# Task instructions
For the listing underneath, give the count of lines containing the string "Configuration" and nothing further.

# Material provided
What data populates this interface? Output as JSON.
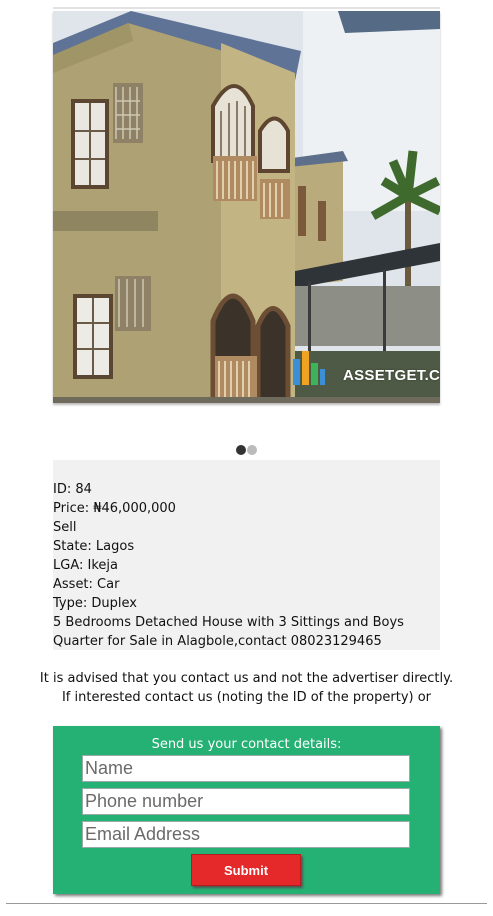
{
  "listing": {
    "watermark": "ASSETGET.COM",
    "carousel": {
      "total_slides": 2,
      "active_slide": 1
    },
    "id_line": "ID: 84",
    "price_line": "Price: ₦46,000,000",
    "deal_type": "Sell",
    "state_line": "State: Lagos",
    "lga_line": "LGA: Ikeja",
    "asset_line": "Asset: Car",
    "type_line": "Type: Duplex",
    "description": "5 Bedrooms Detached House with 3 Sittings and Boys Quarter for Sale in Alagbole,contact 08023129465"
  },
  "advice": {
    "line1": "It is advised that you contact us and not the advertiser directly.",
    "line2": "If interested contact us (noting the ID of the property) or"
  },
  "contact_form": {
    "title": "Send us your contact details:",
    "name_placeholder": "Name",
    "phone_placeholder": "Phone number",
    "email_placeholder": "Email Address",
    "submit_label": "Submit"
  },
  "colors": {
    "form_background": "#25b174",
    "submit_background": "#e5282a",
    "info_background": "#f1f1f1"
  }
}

--

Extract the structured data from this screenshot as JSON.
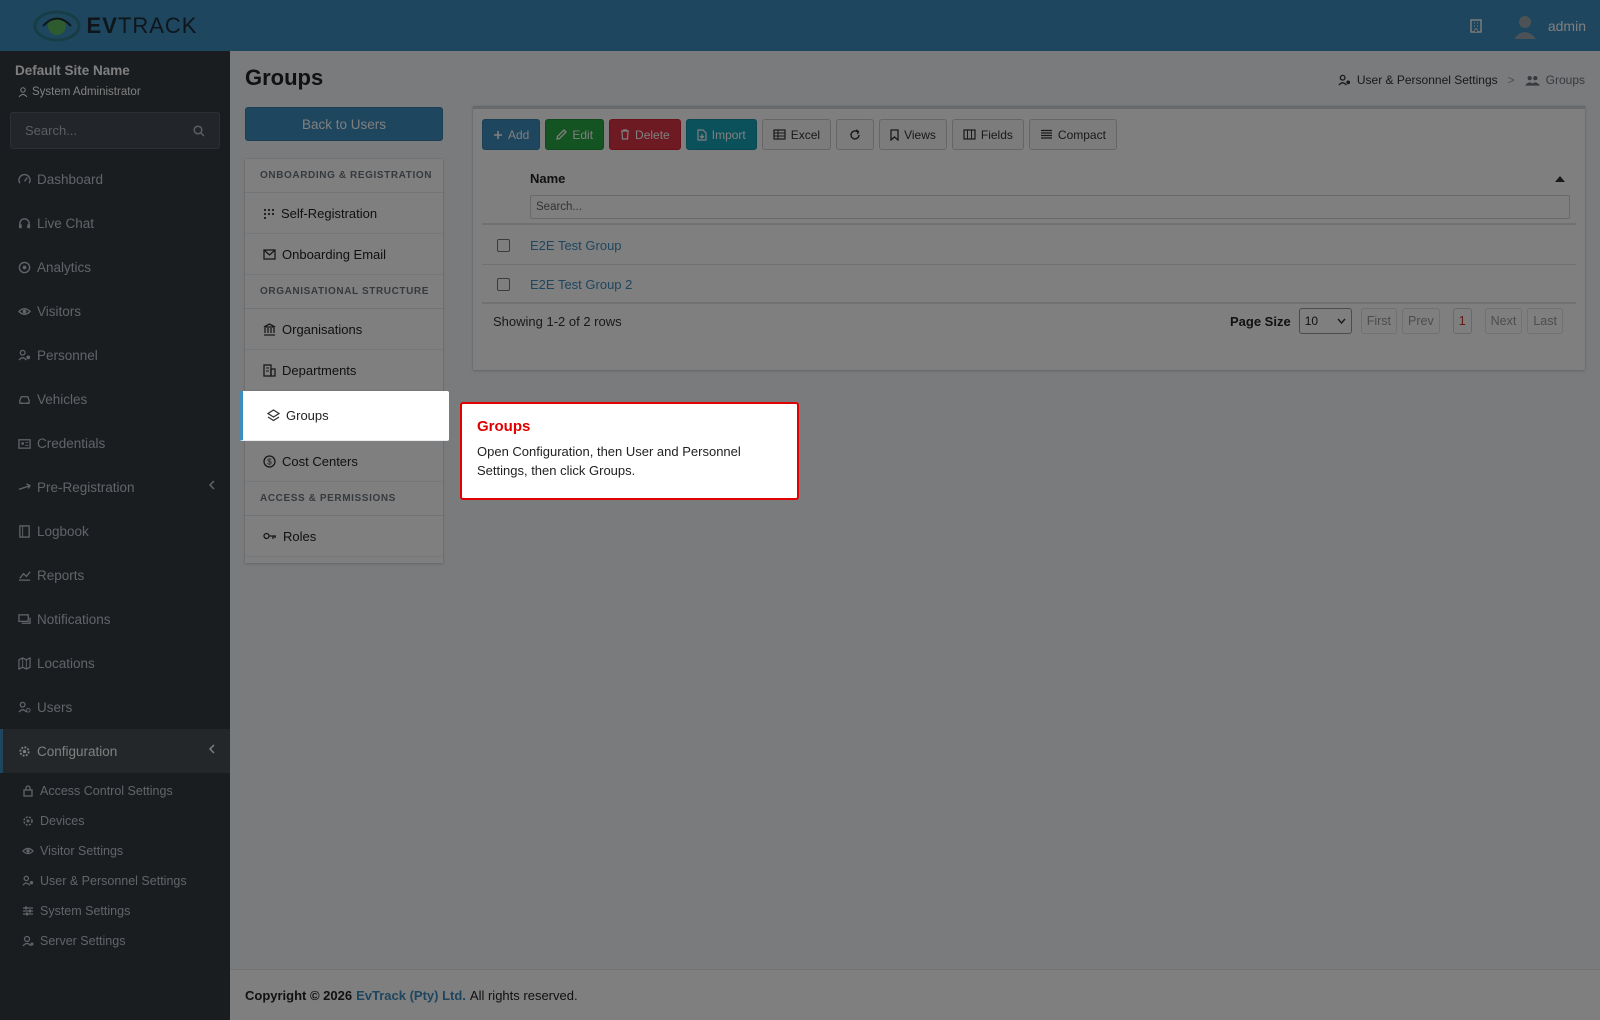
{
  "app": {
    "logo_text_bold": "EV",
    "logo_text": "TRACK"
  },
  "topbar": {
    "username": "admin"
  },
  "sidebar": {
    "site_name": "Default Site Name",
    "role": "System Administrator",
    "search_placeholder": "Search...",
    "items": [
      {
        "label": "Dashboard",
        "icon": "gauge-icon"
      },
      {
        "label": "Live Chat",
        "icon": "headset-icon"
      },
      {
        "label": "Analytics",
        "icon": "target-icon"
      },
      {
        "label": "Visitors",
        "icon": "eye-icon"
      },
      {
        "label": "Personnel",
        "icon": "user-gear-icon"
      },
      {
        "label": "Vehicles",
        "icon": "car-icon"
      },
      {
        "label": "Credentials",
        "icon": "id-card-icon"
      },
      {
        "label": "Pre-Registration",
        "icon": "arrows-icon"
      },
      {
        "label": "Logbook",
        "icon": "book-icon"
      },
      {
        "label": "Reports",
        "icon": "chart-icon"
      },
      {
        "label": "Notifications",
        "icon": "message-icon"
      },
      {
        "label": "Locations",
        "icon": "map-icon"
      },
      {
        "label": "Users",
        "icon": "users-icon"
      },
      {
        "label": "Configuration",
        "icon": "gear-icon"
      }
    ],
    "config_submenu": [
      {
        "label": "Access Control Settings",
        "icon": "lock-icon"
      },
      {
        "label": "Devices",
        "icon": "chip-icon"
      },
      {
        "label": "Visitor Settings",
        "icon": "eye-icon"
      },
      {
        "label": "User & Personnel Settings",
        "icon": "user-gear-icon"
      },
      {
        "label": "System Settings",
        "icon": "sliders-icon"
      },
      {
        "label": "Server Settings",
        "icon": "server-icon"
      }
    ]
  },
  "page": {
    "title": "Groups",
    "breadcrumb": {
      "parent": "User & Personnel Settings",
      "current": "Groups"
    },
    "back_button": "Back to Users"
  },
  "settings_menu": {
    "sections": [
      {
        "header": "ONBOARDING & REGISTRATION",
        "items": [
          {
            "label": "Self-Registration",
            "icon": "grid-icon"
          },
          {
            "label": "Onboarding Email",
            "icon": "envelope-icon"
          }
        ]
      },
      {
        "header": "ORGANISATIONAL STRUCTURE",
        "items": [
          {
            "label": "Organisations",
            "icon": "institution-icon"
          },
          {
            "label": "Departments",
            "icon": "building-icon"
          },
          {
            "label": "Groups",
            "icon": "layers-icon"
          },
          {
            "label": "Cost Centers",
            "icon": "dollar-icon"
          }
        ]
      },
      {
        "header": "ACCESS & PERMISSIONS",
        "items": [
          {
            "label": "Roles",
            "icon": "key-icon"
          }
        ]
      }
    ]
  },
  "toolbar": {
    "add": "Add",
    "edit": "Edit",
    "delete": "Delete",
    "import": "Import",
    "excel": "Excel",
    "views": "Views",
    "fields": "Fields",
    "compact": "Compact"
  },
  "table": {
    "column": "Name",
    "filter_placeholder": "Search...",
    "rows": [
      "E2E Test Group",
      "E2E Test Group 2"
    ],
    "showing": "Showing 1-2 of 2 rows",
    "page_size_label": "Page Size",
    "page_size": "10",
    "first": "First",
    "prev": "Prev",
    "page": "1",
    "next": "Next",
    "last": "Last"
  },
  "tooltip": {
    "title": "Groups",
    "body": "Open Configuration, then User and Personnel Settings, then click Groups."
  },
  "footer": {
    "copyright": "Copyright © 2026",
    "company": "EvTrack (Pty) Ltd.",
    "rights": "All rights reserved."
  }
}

# Output of the exercise
2